In your copy, leave out the pictures; write out all the data exactly.

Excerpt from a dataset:
--- Begin ---

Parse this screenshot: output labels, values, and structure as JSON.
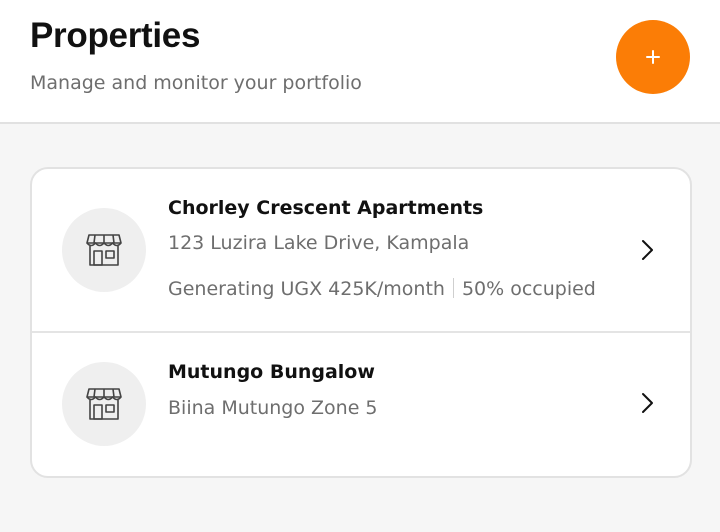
{
  "header": {
    "title": "Properties",
    "subtitle": "Manage and monitor your portfolio",
    "add_button_icon": "plus-icon"
  },
  "properties": [
    {
      "name": "Chorley Crescent Apartments",
      "address": "123 Luzira Lake Drive, Kampala",
      "income": "Generating UGX 425K/month",
      "occupancy": "50% occupied",
      "icon": "storefront-icon"
    },
    {
      "name": "Mutungo Bungalow",
      "address": "Biina Mutungo Zone 5",
      "icon": "storefront-icon"
    }
  ],
  "colors": {
    "accent": "#fb7d06",
    "background": "#f6f6f6",
    "card": "#ffffff",
    "muted_text": "#6e6e6e"
  }
}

--- End ---

# FINISHED TASK
Parse this screenshot: output labels, values, and structure as JSON.
{
  "header": {
    "title": "Properties",
    "subtitle": "Manage and monitor your portfolio",
    "add_button_icon": "plus-icon"
  },
  "properties": [
    {
      "name": "Chorley Crescent Apartments",
      "address": "123 Luzira Lake Drive, Kampala",
      "income": "Generating UGX 425K/month",
      "occupancy": "50% occupied",
      "icon": "storefront-icon"
    },
    {
      "name": "Mutungo Bungalow",
      "address": "Biina Mutungo Zone 5",
      "icon": "storefront-icon"
    }
  ],
  "colors": {
    "accent": "#fb7d06",
    "background": "#f6f6f6",
    "card": "#ffffff",
    "muted_text": "#6e6e6e"
  }
}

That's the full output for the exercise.